Exercise directions: Count every line in the data below where "Vraag" occurs, then state that number and nothing more.

— START —

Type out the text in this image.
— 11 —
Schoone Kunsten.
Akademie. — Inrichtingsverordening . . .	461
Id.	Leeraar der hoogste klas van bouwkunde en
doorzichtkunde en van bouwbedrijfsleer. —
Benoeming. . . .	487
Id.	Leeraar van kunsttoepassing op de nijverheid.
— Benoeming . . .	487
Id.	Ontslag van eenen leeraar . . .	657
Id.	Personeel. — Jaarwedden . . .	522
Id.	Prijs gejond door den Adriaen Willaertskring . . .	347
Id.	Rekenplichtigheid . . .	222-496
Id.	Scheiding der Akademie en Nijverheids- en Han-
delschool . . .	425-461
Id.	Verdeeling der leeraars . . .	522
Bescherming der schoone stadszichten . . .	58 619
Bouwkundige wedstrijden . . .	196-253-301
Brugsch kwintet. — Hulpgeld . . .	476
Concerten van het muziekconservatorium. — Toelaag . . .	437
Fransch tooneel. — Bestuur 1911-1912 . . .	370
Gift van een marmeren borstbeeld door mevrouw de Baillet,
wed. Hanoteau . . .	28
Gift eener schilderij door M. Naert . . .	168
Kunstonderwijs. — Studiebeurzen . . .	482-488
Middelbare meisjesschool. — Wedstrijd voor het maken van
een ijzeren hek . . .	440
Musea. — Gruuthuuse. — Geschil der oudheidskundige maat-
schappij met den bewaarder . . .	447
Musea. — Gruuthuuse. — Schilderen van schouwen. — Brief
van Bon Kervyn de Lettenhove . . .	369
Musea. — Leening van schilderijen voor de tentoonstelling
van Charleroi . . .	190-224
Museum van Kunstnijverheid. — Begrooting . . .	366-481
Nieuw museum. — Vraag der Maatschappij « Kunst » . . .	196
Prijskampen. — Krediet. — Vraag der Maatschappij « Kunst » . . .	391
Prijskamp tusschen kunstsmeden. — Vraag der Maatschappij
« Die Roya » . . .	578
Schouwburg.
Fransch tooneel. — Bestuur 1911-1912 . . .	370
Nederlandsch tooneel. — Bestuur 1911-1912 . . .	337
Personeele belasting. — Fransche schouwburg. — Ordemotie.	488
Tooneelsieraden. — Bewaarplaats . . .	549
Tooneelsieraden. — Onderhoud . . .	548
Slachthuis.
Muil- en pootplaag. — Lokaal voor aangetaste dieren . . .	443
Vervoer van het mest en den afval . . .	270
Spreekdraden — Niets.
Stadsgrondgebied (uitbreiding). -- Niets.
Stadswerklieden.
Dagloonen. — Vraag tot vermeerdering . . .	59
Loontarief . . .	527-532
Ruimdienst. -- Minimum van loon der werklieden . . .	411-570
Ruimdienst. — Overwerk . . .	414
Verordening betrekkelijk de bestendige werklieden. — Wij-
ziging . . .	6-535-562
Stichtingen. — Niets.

— END —

Exercise result: 4